OBJECTIVE: Check every line of the data below for the string "pracy", and copy the ones that hold it.

===

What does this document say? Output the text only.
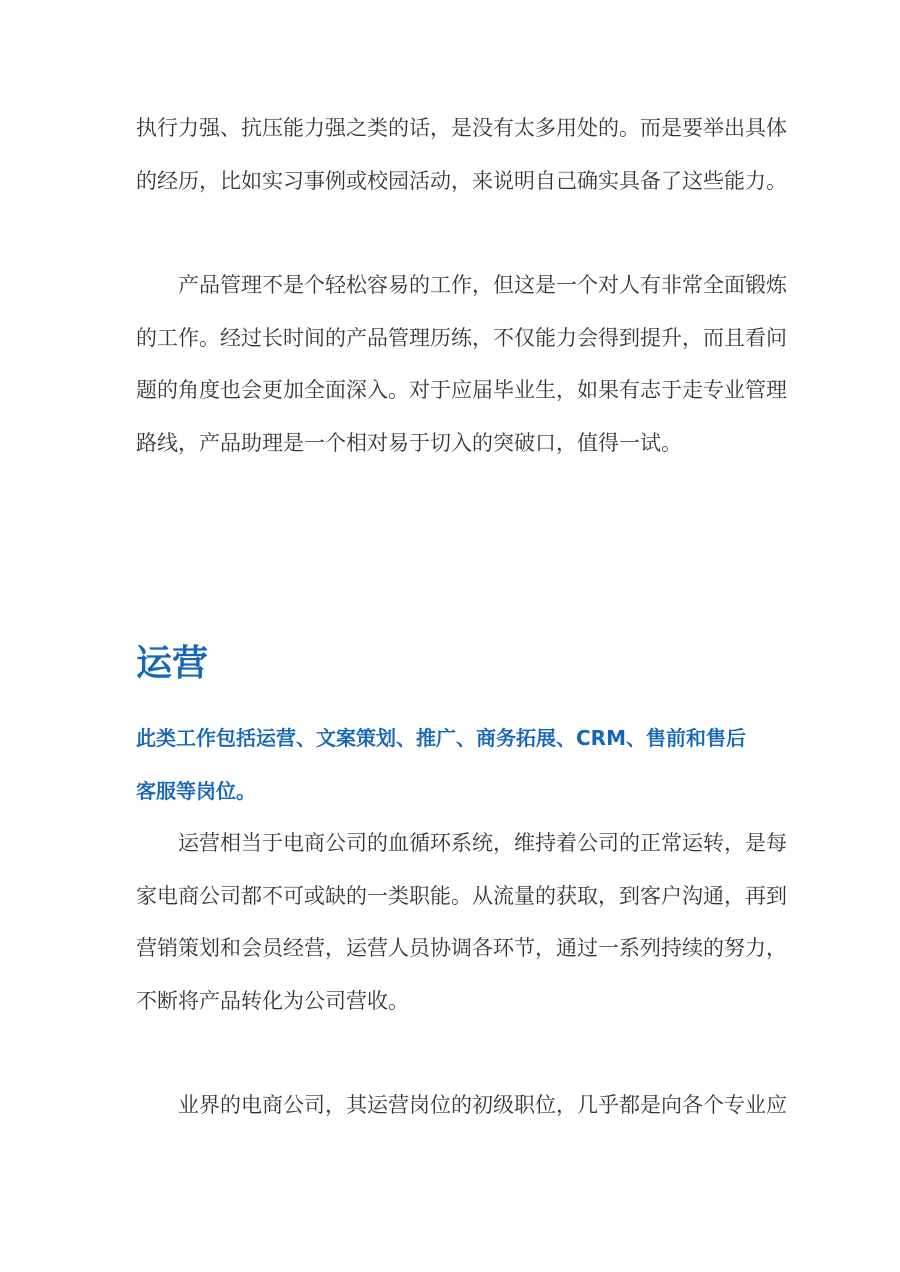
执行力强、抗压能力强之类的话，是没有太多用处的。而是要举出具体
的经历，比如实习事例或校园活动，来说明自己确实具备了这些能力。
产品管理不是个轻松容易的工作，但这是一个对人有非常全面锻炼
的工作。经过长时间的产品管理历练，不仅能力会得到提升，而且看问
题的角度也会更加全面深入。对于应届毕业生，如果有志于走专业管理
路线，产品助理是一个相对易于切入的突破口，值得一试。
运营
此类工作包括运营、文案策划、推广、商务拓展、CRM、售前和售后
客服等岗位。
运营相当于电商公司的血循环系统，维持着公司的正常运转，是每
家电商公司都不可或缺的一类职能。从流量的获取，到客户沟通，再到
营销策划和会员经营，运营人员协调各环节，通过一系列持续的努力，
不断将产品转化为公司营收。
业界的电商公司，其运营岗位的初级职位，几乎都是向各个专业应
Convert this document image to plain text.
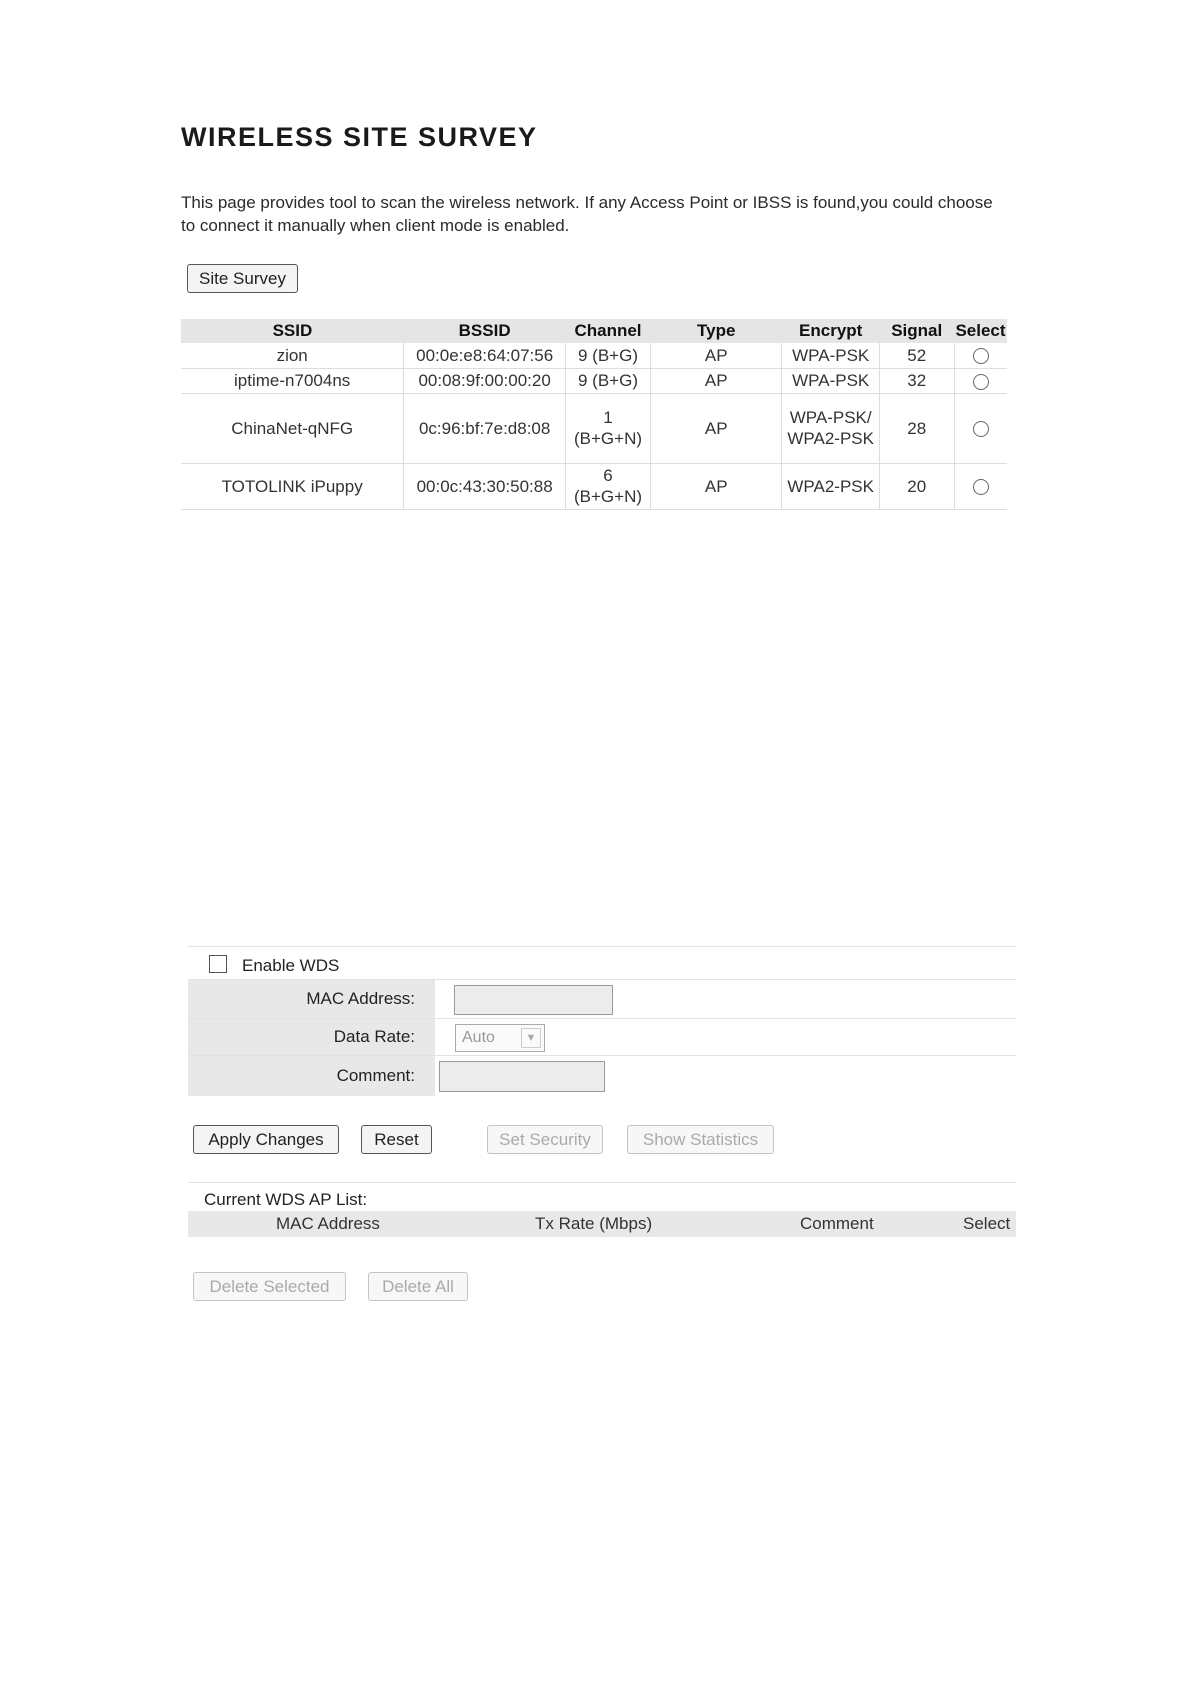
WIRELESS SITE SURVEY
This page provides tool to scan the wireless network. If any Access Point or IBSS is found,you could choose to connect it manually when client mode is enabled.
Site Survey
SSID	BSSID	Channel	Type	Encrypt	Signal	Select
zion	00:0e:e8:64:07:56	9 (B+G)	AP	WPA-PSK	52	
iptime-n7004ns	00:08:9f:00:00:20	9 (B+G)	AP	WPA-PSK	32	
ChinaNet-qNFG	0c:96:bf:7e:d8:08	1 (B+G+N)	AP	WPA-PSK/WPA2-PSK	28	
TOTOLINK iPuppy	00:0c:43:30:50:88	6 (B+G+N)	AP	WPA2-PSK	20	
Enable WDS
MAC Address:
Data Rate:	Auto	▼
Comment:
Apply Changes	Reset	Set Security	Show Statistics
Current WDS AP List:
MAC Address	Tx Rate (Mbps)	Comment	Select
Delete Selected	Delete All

===

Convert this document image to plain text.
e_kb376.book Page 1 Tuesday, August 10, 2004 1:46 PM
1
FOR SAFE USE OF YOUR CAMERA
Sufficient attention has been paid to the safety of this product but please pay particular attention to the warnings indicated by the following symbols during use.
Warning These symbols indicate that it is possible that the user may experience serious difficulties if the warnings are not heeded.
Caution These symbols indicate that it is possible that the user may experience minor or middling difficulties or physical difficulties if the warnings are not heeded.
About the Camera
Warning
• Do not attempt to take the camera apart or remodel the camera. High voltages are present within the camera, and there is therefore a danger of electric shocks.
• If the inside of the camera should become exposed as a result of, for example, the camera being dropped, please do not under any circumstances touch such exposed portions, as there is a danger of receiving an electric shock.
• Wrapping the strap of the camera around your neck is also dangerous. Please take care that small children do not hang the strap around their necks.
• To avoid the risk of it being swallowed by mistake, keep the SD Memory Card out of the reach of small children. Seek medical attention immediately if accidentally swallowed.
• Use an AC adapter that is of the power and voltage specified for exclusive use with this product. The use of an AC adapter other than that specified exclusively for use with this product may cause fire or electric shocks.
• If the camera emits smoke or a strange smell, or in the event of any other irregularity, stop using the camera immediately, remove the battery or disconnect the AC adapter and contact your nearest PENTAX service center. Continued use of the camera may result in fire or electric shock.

===

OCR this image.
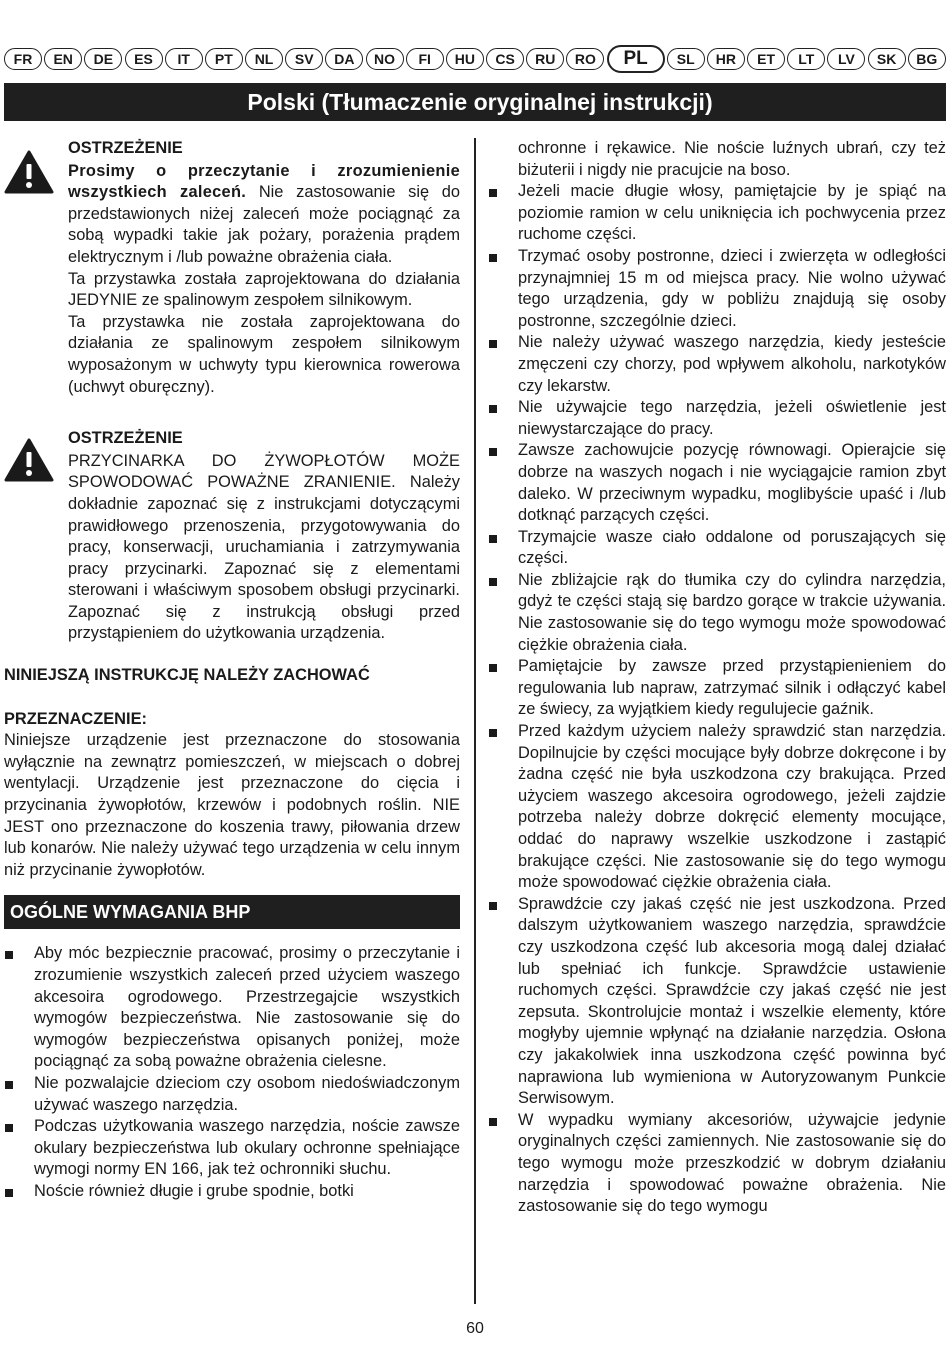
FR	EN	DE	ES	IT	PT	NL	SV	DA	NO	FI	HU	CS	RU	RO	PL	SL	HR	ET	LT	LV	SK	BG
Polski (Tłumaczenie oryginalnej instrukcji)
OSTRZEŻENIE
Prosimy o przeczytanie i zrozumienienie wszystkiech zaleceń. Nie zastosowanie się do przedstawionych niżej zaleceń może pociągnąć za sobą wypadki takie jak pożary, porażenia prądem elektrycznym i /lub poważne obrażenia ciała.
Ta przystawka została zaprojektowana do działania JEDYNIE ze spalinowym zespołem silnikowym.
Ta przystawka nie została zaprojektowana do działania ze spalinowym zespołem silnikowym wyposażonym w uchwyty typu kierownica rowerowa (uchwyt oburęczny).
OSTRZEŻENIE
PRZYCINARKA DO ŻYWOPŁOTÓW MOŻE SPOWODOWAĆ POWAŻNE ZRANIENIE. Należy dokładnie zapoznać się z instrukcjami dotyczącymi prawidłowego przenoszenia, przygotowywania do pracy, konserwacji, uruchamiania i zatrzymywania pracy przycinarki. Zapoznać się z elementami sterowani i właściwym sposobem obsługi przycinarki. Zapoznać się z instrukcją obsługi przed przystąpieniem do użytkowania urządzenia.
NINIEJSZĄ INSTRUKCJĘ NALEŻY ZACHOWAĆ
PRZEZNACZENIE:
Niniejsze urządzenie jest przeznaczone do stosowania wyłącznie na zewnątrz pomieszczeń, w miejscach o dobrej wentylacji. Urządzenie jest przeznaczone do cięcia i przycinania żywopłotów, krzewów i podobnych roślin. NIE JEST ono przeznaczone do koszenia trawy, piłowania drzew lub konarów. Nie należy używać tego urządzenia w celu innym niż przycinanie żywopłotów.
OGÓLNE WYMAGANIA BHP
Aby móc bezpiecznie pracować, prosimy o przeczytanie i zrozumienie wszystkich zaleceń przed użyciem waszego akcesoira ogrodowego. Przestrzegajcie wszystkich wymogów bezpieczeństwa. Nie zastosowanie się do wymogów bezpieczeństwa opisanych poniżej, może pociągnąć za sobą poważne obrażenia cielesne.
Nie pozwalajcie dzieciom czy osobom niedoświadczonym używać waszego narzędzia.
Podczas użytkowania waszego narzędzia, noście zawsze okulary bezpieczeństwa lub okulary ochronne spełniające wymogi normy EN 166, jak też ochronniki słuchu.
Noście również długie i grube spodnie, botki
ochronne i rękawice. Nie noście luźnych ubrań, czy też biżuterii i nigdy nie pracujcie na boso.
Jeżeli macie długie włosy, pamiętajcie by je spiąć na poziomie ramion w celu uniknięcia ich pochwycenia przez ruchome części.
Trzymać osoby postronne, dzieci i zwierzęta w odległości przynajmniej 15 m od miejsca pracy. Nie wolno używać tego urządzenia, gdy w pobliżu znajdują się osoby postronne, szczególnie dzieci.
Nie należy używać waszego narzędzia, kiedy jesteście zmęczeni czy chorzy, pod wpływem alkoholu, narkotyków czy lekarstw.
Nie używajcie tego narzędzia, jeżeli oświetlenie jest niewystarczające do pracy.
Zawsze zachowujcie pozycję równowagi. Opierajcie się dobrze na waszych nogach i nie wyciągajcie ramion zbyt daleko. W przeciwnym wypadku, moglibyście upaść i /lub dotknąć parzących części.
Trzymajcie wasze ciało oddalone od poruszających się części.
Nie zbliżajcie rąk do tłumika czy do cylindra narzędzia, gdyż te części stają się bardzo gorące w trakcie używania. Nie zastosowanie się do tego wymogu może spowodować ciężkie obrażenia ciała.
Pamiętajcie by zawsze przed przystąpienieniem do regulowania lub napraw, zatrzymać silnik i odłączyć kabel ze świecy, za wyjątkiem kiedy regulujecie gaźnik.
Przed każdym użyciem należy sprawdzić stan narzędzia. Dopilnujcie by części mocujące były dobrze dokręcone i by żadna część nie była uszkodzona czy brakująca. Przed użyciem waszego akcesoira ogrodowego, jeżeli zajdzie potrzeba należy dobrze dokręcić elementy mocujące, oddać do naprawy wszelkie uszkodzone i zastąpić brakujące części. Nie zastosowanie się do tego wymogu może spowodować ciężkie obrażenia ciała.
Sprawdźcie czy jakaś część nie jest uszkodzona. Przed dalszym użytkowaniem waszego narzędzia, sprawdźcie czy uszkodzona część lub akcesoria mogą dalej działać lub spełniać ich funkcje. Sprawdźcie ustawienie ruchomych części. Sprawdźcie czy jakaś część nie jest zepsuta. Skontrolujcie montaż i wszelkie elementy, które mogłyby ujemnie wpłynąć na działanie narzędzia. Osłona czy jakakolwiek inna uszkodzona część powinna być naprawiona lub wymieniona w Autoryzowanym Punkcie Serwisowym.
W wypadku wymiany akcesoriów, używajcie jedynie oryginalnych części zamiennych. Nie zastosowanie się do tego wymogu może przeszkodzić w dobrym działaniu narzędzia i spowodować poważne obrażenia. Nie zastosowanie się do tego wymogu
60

===

OUTPUT FOR THIS TASK:
PRZYCINARKA DO ŻYWOPŁOTÓW MOŻE SPOWODOWAĆ POWAŻNE ZRANIENIE. Należy dokładnie zapoznać się z instrukcjami dotyczącymi prawidłowego przenoszenia, przygotowywania do pracy, konserwacji, uruchamiania i zatrzymywania pracy przycinarki. Zapoznać się z elementami sterowani i właściwym sposobem obsługi przycinarki. Zapoznać się z instrukcją obsługi przed przystąpieniem do użytkowania urządzenia.
Trzymać osoby postronne, dzieci i zwierzęta w odległości przynajmniej 15 m od miejsca pracy. Nie wolno używać tego urządzenia, gdy w pobliżu znajdują się osoby postronne, szczególnie dzieci.
Nie używajcie tego narzędzia, jeżeli oświetlenie jest niewystarczające do pracy.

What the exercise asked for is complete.